Collected data:
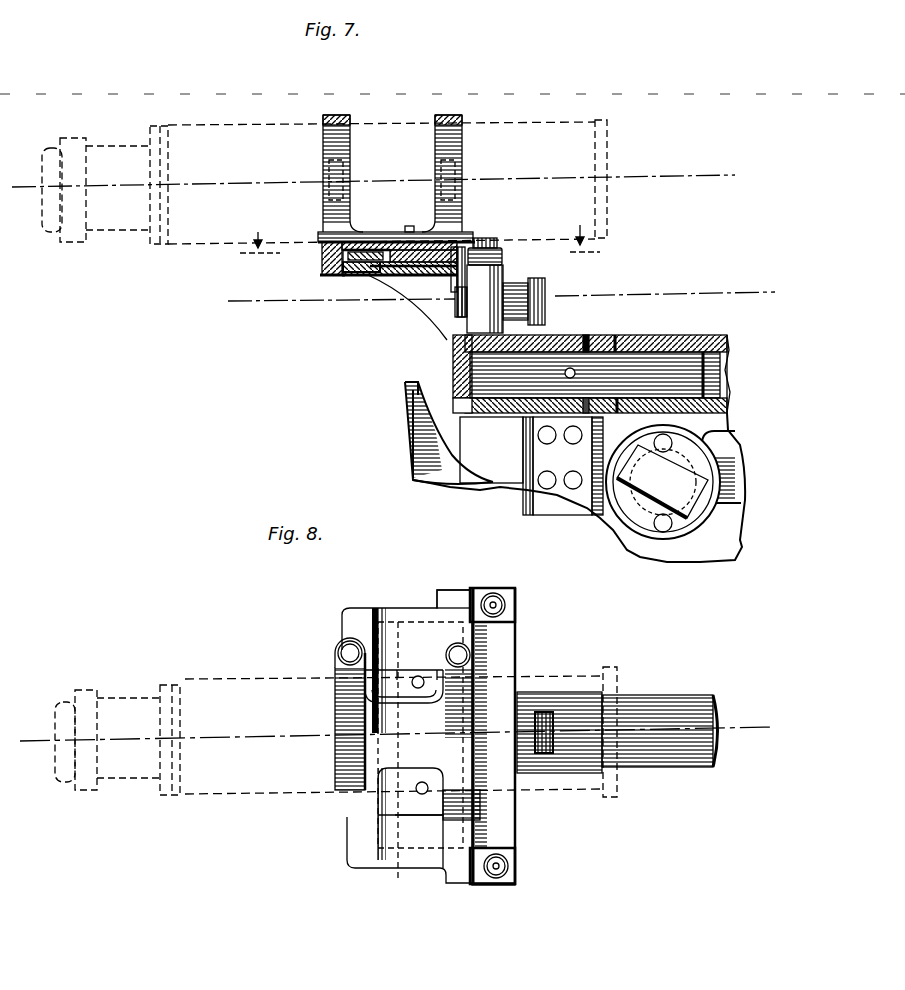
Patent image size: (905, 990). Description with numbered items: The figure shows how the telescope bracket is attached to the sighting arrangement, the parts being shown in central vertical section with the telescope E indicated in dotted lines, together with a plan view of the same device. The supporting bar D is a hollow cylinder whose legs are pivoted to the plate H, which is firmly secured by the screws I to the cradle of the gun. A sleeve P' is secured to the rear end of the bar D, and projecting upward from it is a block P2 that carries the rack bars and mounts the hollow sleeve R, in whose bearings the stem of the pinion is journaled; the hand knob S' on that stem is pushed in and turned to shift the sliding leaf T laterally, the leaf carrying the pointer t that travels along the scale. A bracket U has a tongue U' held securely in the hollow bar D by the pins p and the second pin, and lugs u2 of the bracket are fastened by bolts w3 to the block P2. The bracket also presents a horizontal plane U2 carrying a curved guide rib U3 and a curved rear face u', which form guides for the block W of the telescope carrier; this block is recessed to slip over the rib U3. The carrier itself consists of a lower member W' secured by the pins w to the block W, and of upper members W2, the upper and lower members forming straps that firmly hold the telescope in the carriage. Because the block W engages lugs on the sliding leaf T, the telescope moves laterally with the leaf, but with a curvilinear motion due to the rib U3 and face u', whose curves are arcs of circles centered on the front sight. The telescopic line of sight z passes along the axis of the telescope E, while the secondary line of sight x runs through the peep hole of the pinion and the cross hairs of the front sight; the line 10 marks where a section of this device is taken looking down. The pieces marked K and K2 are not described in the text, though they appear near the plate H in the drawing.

In FIG. 7, the telescope E is at (324, 182).
In FIG. 8, the telescope E is at (336, 732).
In FIG. 7, the telescopic line of sight z is at (376, 181).
In FIG. 7, the secondary line of sight x is at (492, 296).
In FIG. 7, the section line 10 is at (415, 245).
In FIG. 7, the upper members of telescope carrier W2 is at (440, 128).
In FIG. 8, the upper members of telescope carrier W2 is at (375, 772).
In FIG. 7, the block W is at (420, 222).
In FIG. 8, the block W is at (404, 714).
In FIG. 7, the lower member of telescope carrier W' is at (400, 243).
In FIG. 8, the lower member of telescope carrier W' is at (411, 735).
In FIG. 7, the pins w is at (409, 226).
In FIG. 8, the pins w is at (418, 676).
In FIG. 7, the curved rear face u' is at (311, 260).
In FIG. 8, the curved rear face u' is at (336, 697).
In FIG. 7, the bracket U is at (400, 289).
In FIG. 7, the horizontal plane U2 is at (370, 268).
In FIG. 8, the horizontal plane U2 is at (437, 870).
In FIG. 7, the curved guide rib U3 is at (450, 272).
In FIG. 8, the curved guide rib U3 is at (455, 590).
In FIG. 7, the tongue U' is at (595, 375).
In FIG. 7, the pointer t is at (467, 263).
In FIG. 7, the bolts w3 is at (497, 243).
In FIG. 8, the bolts w3 is at (505, 598).
In FIG. 7, the hollow sleeve R is at (510, 286).
In FIG. 8, the hollow sleeve R is at (528, 700).
In FIG. 7, the hand knob S' is at (548, 297).
In FIG. 8, the hand knob S' is at (564, 693).
In FIG. 7, the sliding leaf T is at (455, 268).
In FIG. 7, the block P2 is at (475, 315).
In FIG. 8, the block P2 is at (517, 805).
In FIG. 7, the sleeve P' is at (591, 356).
In FIG. 7, the pin p is at (592, 334).
In FIG. 7, the supporting bar D is at (708, 345).
In FIG. 8, the supporting bar D is at (688, 702).
In FIG. 7, the lever K is at (415, 448).
In FIG. 7, the lever end K2 is at (405, 393).
In FIG. 7, the screws I is at (625, 493).
In FIG. 7, the plate H is at (718, 550).
In FIG. 8, the lugs u2 is at (494, 592).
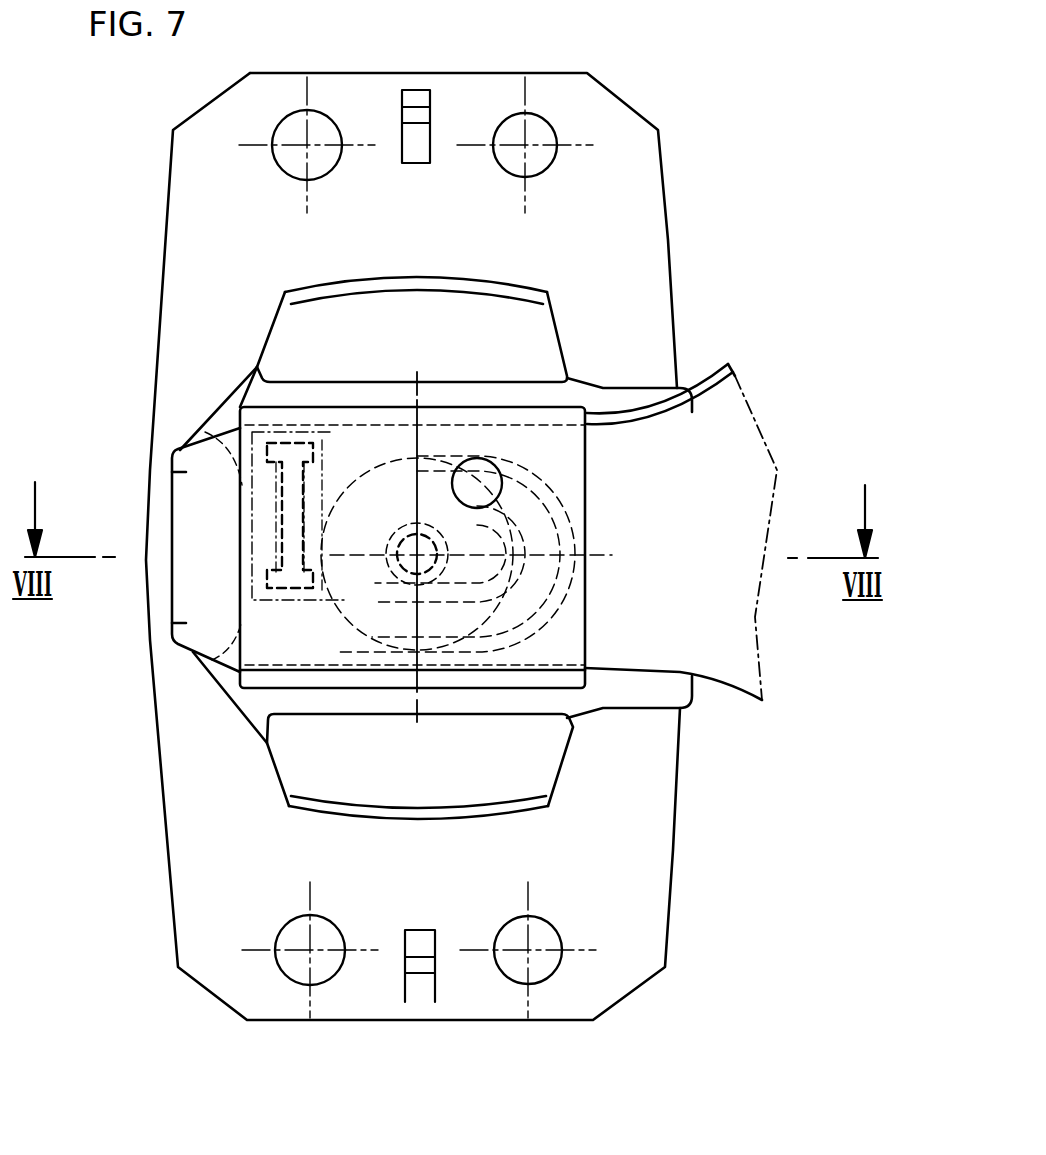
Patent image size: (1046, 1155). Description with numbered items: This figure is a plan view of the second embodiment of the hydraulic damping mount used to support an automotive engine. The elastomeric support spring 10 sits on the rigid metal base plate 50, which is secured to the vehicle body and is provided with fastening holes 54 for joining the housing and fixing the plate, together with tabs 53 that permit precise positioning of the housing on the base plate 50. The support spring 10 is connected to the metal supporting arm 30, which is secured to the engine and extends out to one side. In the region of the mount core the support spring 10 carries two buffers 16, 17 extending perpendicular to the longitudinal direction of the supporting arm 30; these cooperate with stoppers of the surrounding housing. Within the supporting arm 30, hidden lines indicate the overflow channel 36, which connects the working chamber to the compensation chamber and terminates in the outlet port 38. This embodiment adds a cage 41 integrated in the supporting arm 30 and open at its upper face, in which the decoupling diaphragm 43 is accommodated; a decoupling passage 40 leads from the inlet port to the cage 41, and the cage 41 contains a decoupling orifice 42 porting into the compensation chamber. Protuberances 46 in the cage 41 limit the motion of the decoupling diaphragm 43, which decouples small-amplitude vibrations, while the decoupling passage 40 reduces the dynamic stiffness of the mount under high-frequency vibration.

The support spring 10 is at (253, 356).
The buffer 16 is at (446, 305).
The buffer 17 is at (441, 790).
The supporting arm 30 is at (745, 440).
The overflow channel 36 is at (587, 525).
The outlet port 38 is at (222, 703).
The decoupling passage 40 is at (391, 473).
The cage 41 is at (250, 566).
The decoupling orifice 42 is at (207, 412).
The decoupling diaphragm 43 is at (316, 440).
The protuberances 46 is at (268, 520).
The base plate 50 is at (652, 218).
The tabs 53 is at (412, 105).
The fastening holes 54 is at (534, 122).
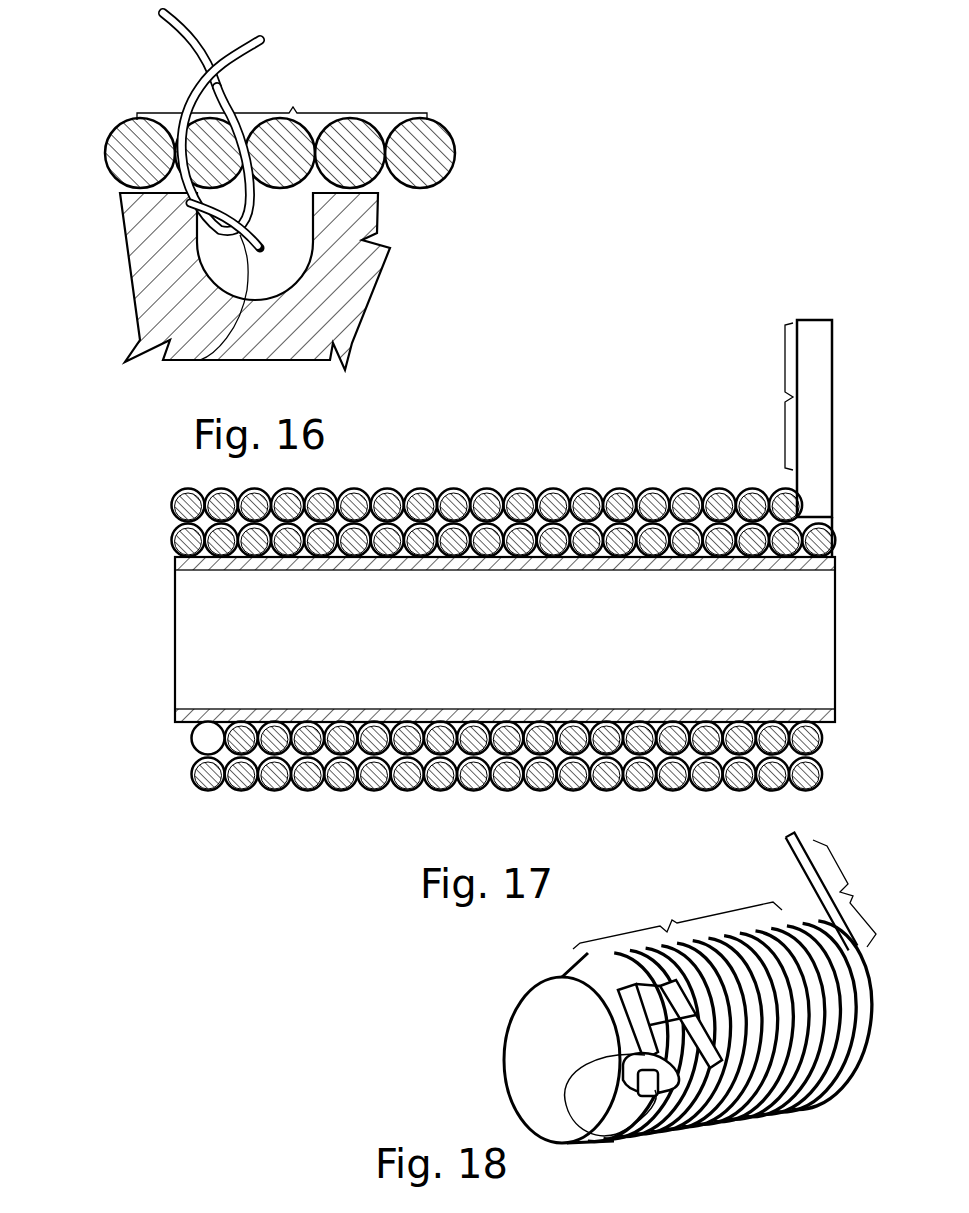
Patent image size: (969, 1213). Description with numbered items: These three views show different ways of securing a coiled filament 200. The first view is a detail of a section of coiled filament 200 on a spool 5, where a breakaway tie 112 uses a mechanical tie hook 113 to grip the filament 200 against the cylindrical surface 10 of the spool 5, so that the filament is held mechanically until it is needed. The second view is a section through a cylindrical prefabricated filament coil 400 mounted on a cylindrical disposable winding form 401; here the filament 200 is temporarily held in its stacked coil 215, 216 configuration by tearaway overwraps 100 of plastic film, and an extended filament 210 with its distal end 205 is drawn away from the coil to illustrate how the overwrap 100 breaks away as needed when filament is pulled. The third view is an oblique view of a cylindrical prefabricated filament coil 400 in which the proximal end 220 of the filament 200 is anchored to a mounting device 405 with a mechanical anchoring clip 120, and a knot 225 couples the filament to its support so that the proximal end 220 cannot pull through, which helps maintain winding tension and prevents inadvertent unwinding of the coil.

In FIG. 16, the spool 5 is at (380, 200).
In FIG. 16, the cylindrical surface 10 is at (110, 133).
In FIG. 17, the tearaway overwrap 100 is at (485, 487).
In FIG. 16, the breakaway tie 112 is at (213, 43).
In FIG. 16, the mechanical tie hook 113 is at (190, 362).
In FIG. 18, the mechanical anchoring clip 120 is at (637, 1033).
In FIG. 16, the filament 200 is at (108, 130).
In FIG. 17, the filament 200 is at (833, 393).
In FIG. 18, the filament 200 is at (792, 870).
In FIG. 17, the distal end 205 is at (813, 320).
In FIG. 18, the distal end 205 is at (790, 837).
In FIG. 17, the extended filament 210 is at (780, 398).
In FIG. 18, the extended filament 210 is at (853, 890).
In FIG. 16, the coil 215 is at (293, 110).
In FIG. 17, the coil 215 is at (823, 732).
In FIG. 17, the coil 216 is at (823, 772).
In FIG. 17, the proximal end 220 is at (190, 742).
In FIG. 18, the proximal end 220 is at (647, 1100).
In FIG. 18, the knot 225 is at (613, 1140).
In FIG. 18, the cylindrical prefabricated filament coil 400 is at (667, 925).
In FIG. 17, the cylindrical disposable winding form 401 is at (837, 588).
In FIG. 18, the mounting device 405 is at (503, 1073).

- TASK -
Reproduce each line of the items above without changing a word, and omit the pictures from your answer.

- CORRECT RESPONSE -
Patent image size: (905, 990). Description with numbered items: The figure shows how the telescope bracket is attached to the sighting arrangement, the parts being shown in central vertical section with the telescope E indicated in dotted lines, together with a plan view of the same device. The supporting bar D is a hollow cylinder whose legs are pivoted to the plate H, which is firmly secured by the screws I to the cradle of the gun. A sleeve P' is secured to the rear end of the bar D, and projecting upward from it is a block P2 that carries the rack bars and mounts the hollow sleeve R, in whose bearings the stem of the pinion is journaled; the hand knob S' on that stem is pushed in and turned to shift the sliding leaf T laterally, the leaf carrying the pointer t that travels along the scale. A bracket U has a tongue U' held securely in the hollow bar D by the pins p and the second pin, and lugs u2 of the bracket are fastened by bolts w3 to the block P2. The bracket also presents a horizontal plane U2 carrying a curved guide rib U3 and a curved rear face u', which form guides for the block W of the telescope carrier; this block is recessed to slip over the rib U3. The carrier itself consists of a lower member W' secured by the pins w to the block W, and of upper members W2, the upper and lower members forming straps that firmly hold the telescope in the carriage. Because the block W engages lugs on the sliding leaf T, the telescope moves laterally with the leaf, but with a curvilinear motion due to the rib U3 and face u', whose curves are arcs of circles centered on the front sight. The telescopic line of sight z passes along the axis of the telescope E, while the secondary line of sight x runs through the peep hole of the pinion and the cross hairs of the front sight; the line 10 marks where a section of this device is taken looking down. The pieces marked K and K2 are not described in the text, though they appear near the plate H in the drawing.

In FIG. 7, the telescope E is at (324, 182).
In FIG. 8, the telescope E is at (336, 732).
In FIG. 7, the telescopic line of sight z is at (376, 181).
In FIG. 7, the secondary line of sight x is at (492, 296).
In FIG. 7, the section line 10 is at (415, 245).
In FIG. 7, the upper members of telescope carrier W2 is at (440, 128).
In FIG. 8, the upper members of telescope carrier W2 is at (375, 772).
In FIG. 7, the block W is at (420, 222).
In FIG. 8, the block W is at (404, 714).
In FIG. 7, the lower member of telescope carrier W' is at (400, 243).
In FIG. 8, the lower member of telescope carrier W' is at (411, 735).
In FIG. 7, the pins w is at (409, 226).
In FIG. 8, the pins w is at (418, 676).
In FIG. 7, the curved rear face u' is at (311, 260).
In FIG. 8, the curved rear face u' is at (336, 697).
In FIG. 7, the bracket U is at (400, 289).
In FIG. 7, the horizontal plane U2 is at (370, 268).
In FIG. 8, the horizontal plane U2 is at (437, 870).
In FIG. 7, the curved guide rib U3 is at (450, 272).
In FIG. 8, the curved guide rib U3 is at (455, 590).
In FIG. 7, the tongue U' is at (595, 375).
In FIG. 7, the pointer t is at (467, 263).
In FIG. 7, the bolts w3 is at (497, 243).
In FIG. 8, the bolts w3 is at (505, 598).
In FIG. 7, the hollow sleeve R is at (510, 286).
In FIG. 8, the hollow sleeve R is at (528, 700).
In FIG. 7, the hand knob S' is at (548, 297).
In FIG. 8, the hand knob S' is at (564, 693).
In FIG. 7, the sliding leaf T is at (455, 268).
In FIG. 7, the block P2 is at (475, 315).
In FIG. 8, the block P2 is at (517, 805).
In FIG. 7, the sleeve P' is at (591, 356).
In FIG. 7, the pin p is at (592, 334).
In FIG. 7, the supporting bar D is at (708, 345).
In FIG. 8, the supporting bar D is at (688, 702).
In FIG. 7, the lever K is at (415, 448).
In FIG. 7, the lever end K2 is at (405, 393).
In FIG. 7, the screws I is at (625, 493).
In FIG. 7, the plate H is at (718, 550).
In FIG. 8, the lugs u2 is at (494, 592).
Patent image size: (1046, 1155). Description with numbered items: This figure is a plan view of the second embodiment of the hydraulic damping mount used to support an automotive engine. The elastomeric support spring 10 sits on the rigid metal base plate 50, which is secured to the vehicle body and is provided with fastening holes 54 for joining the housing and fixing the plate, together with tabs 53 that permit precise positioning of the housing on the base plate 50. The support spring 10 is connected to the metal supporting arm 30, which is secured to the engine and extends out to one side. In the region of the mount core the support spring 10 carries two buffers 16, 17 extending perpendicular to the longitudinal direction of the supporting arm 30; these cooperate with stoppers of the surrounding housing. Within the supporting arm 30, hidden lines indicate the overflow channel 36, which connects the working chamber to the compensation chamber and terminates in the outlet port 38. This embodiment adds a cage 41 integrated in the supporting arm 30 and open at its upper face, in which the decoupling diaphragm 43 is accommodated; a decoupling passage 40 leads from the inlet port to the cage 41, and the cage 41 contains a decoupling orifice 42 porting into the compensation chamber. Protuberances 46 in the cage 41 limit the motion of the decoupling diaphragm 43, which decouples small-amplitude vibrations, while the decoupling passage 40 reduces the dynamic stiffness of the mount under high-frequency vibration.

The support spring 10 is at (253, 356).
The buffer 16 is at (446, 305).
The buffer 17 is at (441, 790).
The supporting arm 30 is at (745, 440).
The overflow channel 36 is at (587, 525).
The outlet port 38 is at (222, 703).
The decoupling passage 40 is at (391, 473).
The cage 41 is at (250, 566).
The decoupling orifice 42 is at (207, 412).
The decoupling diaphragm 43 is at (316, 440).
The protuberances 46 is at (268, 520).
The base plate 50 is at (652, 218).
The tabs 53 is at (412, 105).
The fastening holes 54 is at (534, 122).
Patent image size: (969, 1213). Description with numbered items: These three views show different ways of securing a coiled filament 200. The first view is a detail of a section of coiled filament 200 on a spool 5, where a breakaway tie 112 uses a mechanical tie hook 113 to grip the filament 200 against the cylindrical surface 10 of the spool 5, so that the filament is held mechanically until it is needed. The second view is a section through a cylindrical prefabricated filament coil 400 mounted on a cylindrical disposable winding form 401; here the filament 200 is temporarily held in its stacked coil 215, 216 configuration by tearaway overwraps 100 of plastic film, and an extended filament 210 with its distal end 205 is drawn away from the coil to illustrate how the overwrap 100 breaks away as needed when filament is pulled. The third view is an oblique view of a cylindrical prefabricated filament coil 400 in which the proximal end 220 of the filament 200 is anchored to a mounting device 405 with a mechanical anchoring clip 120, and a knot 225 couples the filament to its support so that the proximal end 220 cannot pull through, which helps maintain winding tension and prevents inadvertent unwinding of the coil.

In FIG. 16, the spool 5 is at (380, 200).
In FIG. 16, the cylindrical surface 10 is at (110, 133).
In FIG. 17, the tearaway overwrap 100 is at (485, 487).
In FIG. 16, the breakaway tie 112 is at (213, 43).
In FIG. 16, the mechanical tie hook 113 is at (190, 362).
In FIG. 18, the mechanical anchoring clip 120 is at (637, 1033).
In FIG. 16, the filament 200 is at (108, 130).
In FIG. 17, the filament 200 is at (833, 393).
In FIG. 18, the filament 200 is at (792, 870).
In FIG. 17, the distal end 205 is at (813, 320).
In FIG. 18, the distal end 205 is at (790, 837).
In FIG. 17, the extended filament 210 is at (780, 398).
In FIG. 18, the extended filament 210 is at (853, 890).
In FIG. 16, the coil 215 is at (293, 110).
In FIG. 17, the coil 215 is at (823, 732).
In FIG. 17, the coil 216 is at (823, 772).
In FIG. 17, the proximal end 220 is at (190, 742).
In FIG. 18, the proximal end 220 is at (647, 1100).
In FIG. 18, the knot 225 is at (613, 1140).
In FIG. 18, the cylindrical prefabricated filament coil 400 is at (667, 925).
In FIG. 17, the cylindrical disposable winding form 401 is at (837, 588).
In FIG. 18, the mounting device 405 is at (503, 1073).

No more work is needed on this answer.